Document section –
My completed dissertation project, and monograph-in-process, "Tastes Like AIDS: Sweet Aesthetics, Bitter Humor, and Viral Performances of HIV/AIDS" centers taste in the study of HIV/AIDS. Taste—both literal and metaphorical—structures cultural understandings of HIV/AIDS across performance, media, and food cultures. Drawing from queer studies, performance studies, affect and sensory studies, food studies, and disability studies, the project argues that HIV/AIDS has been repeatedly imagined through sensory metaphors of flavor, particularly sweetness and bitterness, which shape racialized and queerphobic discourses about contagion, intimacy, and the body. Rather than only treating taste as a descriptor of aesthetic discernment, this dissertation positions taste as an embodied practice which organizes public encounters with HIV/AIDS across archival ephemera—from social media to film and television, theatre, installation art, ‘zines, legal records, and culinary practices. The project begins by tracing the contemporary slang phrase “tastes like AIDS” across digital platforms, where the virus is invoked through jokes about flavor, contamination, and bodily contact. This vernacular archive reveals how phantom sensations of taste and smell reproduce colonial associations of race, sexuality, and disease. I theorize this phenomenon as cultural parosmia: a distorted sensory framework in which certain bodies—particularly Black, brown, and queer bodies—are sensed as contaminated through aesthetic perception and affected tastes from viral conditions.
I am developing a solo cabaret / religious sermon / powerpoint presentation called The Gospel According to Susan which critiques the gendered tropes of serial killers in TV, film and theatre. My Nonbinary Acting Methods workshop series began Spring 2022, supported in part by Company One Theatre's Education Department and a City of Boston Mayor's Office of Arts and Culture Grant as I develop my monograph, Fractals: Nonbinary Acting Methods. I am a first-generation college graduate, the child of the greatest fireman to have ever lived and a lawyer who never needed a law degree, the middle child between two sisters, and a juggler.
“Jo Michael Rezes delivers the standout performance of the production. Their singing, acting, and prop work are exceptional. They thoroughly chew each scene at least 10 times before swallowing. If you choke on it, it’s your own fault.”

[Document layout analysis data]
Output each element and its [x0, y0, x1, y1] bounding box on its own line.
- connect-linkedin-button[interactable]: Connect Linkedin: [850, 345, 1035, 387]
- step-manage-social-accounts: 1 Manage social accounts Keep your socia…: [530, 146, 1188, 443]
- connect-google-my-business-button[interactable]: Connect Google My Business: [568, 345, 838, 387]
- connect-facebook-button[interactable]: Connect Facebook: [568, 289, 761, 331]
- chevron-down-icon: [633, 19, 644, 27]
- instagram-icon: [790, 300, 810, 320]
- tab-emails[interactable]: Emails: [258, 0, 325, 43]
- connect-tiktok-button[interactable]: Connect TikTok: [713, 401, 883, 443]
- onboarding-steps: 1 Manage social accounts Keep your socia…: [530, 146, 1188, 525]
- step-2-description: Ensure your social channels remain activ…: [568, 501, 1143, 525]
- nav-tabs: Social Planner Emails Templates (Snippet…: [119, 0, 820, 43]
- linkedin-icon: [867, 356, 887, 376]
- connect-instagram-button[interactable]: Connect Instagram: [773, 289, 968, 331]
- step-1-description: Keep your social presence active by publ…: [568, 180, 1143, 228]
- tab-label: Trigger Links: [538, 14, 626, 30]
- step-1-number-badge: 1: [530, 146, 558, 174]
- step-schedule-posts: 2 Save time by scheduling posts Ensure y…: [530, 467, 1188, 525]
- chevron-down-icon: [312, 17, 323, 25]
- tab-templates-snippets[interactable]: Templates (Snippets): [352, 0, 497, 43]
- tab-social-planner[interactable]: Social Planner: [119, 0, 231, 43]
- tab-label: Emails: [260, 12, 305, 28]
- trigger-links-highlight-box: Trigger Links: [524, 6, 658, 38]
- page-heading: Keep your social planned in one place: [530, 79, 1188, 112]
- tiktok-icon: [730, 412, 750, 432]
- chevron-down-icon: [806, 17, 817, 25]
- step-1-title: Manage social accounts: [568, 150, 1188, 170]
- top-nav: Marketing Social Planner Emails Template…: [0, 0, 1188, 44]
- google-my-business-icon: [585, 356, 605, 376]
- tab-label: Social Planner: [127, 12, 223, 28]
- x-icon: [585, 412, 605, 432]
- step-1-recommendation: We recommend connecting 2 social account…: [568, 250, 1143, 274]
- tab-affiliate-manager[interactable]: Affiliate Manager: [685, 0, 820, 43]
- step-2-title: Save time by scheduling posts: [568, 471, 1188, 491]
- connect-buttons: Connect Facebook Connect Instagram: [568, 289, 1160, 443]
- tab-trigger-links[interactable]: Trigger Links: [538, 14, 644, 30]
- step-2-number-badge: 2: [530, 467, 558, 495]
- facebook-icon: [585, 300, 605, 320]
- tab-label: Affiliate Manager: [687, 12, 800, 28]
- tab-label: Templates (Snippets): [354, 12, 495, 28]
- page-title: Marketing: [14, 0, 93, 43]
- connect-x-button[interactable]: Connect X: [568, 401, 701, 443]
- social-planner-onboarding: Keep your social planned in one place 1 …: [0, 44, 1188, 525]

What to work on –
A – Quote the passage from the profile starting at "I am developing" and ending at "and a juggler.".
B – Answer these questions using the profile:
(i) What term is used for the distorted sensory framework in which certain bodies are sensed as contaminated?
(ii) In what season and year did the Nonbinary Acting Methods workshop series begin?
(iii) What is the title of the monograph on nonbinary acting methods?
These rows have no connection to the profile.

Answers to the tasks –
A –
I am developing a solo cabaret / religious sermon / powerpoint presentation called The Gospel According to Susan which critiques the gendered tropes of serial killers in TV, film and theatre. My Nonbinary Acting Methods workshop series began Spring 2022, supported in part by Company One Theatre's Education Department and a City of Boston Mayor's Office of Arts and Culture Grant as I develop my monograph, Fractals: Nonbinary Acting Methods. I am a first-generation college graduate, the child of the greatest fireman to have ever lived and a lawyer who never needed a law degree, the middle child between two sisters, and a juggler.

B –
(i) Cultural parosmia
(ii) Spring 2022
(iii) Fractals: Nonbinary Acting Methods